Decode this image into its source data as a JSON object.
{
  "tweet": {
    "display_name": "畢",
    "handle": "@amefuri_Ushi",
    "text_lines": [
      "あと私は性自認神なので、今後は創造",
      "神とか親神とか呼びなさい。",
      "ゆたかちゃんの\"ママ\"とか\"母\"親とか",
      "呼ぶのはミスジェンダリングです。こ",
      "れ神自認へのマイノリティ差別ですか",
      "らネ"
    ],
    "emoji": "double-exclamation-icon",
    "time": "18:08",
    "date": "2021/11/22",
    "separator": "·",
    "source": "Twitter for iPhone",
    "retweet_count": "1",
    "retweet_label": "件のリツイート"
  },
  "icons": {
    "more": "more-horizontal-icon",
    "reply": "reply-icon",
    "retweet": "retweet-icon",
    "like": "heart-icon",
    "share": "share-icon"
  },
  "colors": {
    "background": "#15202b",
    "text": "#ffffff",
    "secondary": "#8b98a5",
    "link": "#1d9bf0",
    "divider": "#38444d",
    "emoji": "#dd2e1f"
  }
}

* * * *

=== What the task asks ===
Print the listing above in full, exactly as it is.

=== Full solution ===
Decode this image into its source data as a JSON object.
{
  "tweet": {
    "display_name": "畢",
    "handle": "@amefuri_Ushi",
    "text_lines": [
      "あと私は性自認神なので、今後は創造",
      "神とか親神とか呼びなさい。",
      "ゆたかちゃんの\"ママ\"とか\"母\"親とか",
      "呼ぶのはミスジェンダリングです。こ",
      "れ神自認へのマイノリティ差別ですか",
      "らネ"
    ],
    "emoji": "double-exclamation-icon",
    "time": "18:08",
    "date": "2021/11/22",
    "separator": "·",
    "source": "Twitter for iPhone",
    "retweet_count": "1",
    "retweet_label": "件のリツイート"
  },
  "icons": {
    "more": "more-horizontal-icon",
    "reply": "reply-icon",
    "retweet": "retweet-icon",
    "like": "heart-icon",
    "share": "share-icon"
  },
  "colors": {
    "background": "#15202b",
    "text": "#ffffff",
    "secondary": "#8b98a5",
    "link": "#1d9bf0",
    "divider": "#38444d",
    "emoji": "#dd2e1f"
  }
}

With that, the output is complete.